↓↓↓

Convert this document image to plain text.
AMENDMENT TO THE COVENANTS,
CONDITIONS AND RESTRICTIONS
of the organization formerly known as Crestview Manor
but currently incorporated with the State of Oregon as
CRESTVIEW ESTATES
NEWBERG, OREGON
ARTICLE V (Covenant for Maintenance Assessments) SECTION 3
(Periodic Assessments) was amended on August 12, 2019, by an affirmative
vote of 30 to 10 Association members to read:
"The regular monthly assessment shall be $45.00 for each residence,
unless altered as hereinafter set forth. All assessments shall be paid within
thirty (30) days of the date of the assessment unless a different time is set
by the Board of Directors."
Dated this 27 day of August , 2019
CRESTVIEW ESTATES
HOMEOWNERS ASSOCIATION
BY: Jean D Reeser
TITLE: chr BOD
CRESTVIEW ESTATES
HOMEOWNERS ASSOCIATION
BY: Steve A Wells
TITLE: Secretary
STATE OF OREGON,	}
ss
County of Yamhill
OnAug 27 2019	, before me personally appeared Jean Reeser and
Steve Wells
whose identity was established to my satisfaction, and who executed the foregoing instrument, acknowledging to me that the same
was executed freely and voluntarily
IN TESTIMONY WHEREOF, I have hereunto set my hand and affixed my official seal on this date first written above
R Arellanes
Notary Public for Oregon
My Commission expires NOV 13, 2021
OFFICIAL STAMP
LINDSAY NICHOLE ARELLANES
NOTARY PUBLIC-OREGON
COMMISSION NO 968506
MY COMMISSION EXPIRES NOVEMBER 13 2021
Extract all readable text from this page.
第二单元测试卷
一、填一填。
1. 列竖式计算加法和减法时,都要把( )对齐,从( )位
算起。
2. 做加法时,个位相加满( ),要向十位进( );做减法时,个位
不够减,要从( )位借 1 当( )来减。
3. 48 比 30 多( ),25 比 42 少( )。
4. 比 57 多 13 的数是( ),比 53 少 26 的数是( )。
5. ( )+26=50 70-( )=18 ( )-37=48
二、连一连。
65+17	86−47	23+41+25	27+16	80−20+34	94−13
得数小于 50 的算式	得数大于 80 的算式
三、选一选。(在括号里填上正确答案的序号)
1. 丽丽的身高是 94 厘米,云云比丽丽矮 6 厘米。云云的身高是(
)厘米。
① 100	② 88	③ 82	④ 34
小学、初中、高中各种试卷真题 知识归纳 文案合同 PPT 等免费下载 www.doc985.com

↑↑↑

--- Request ---
Retype the entries one by one, exactly.

--- The reply ---
Convert this document image to plain text.
AMENDMENT TO THE COVENANTS,
CONDITIONS AND RESTRICTIONS
of the organization formerly known as Crestview Manor
but currently incorporated with the State of Oregon as
CRESTVIEW ESTATES
NEWBERG, OREGON
ARTICLE V (Covenant for Maintenance Assessments) SECTION 3
(Periodic Assessments) was amended on August 12, 2019, by an affirmative
vote of 30 to 10 Association members to read:
"The regular monthly assessment shall be $45.00 for each residence,
unless altered as hereinafter set forth. All assessments shall be paid within
thirty (30) days of the date of the assessment unless a different time is set
by the Board of Directors."
Dated this 27 day of August , 2019
CRESTVIEW ESTATES
HOMEOWNERS ASSOCIATION
BY: Jean D Reeser
TITLE: chr BOD
CRESTVIEW ESTATES
HOMEOWNERS ASSOCIATION
BY: Steve A Wells
TITLE: Secretary
STATE OF OREGON,	}
ss
County of Yamhill
OnAug 27 2019	, before me personally appeared Jean Reeser and
Steve Wells
whose identity was established to my satisfaction, and who executed the foregoing instrument, acknowledging to me that the same
was executed freely and voluntarily
IN TESTIMONY WHEREOF, I have hereunto set my hand and affixed my official seal on this date first written above
R Arellanes
Notary Public for Oregon
My Commission expires NOV 13, 2021
OFFICIAL STAMP
LINDSAY NICHOLE ARELLANES
NOTARY PUBLIC-OREGON
COMMISSION NO 968506
MY COMMISSION EXPIRES NOVEMBER 13 2021
Extract all readable text from this page.
第二单元测试卷
一、填一填。
1. 列竖式计算加法和减法时,都要把( )对齐,从( )位
算起。
2. 做加法时,个位相加满( ),要向十位进( );做减法时,个位
不够减,要从( )位借 1 当( )来减。
3. 48 比 30 多( ),25 比 42 少( )。
4. 比 57 多 13 的数是( ),比 53 少 26 的数是( )。
5. ( )+26=50 70-( )=18 ( )-37=48
二、连一连。
65+17	86−47	23+41+25	27+16	80−20+34	94−13
得数小于 50 的算式	得数大于 80 的算式
三、选一选。(在括号里填上正确答案的序号)
1. 丽丽的身高是 94 厘米,云云比丽丽矮 6 厘米。云云的身高是(
)厘米。
① 100	② 88	③ 82	④ 34
小学、初中、高中各种试卷真题 知识归纳 文案合同 PPT 等免费下载 www.doc985.com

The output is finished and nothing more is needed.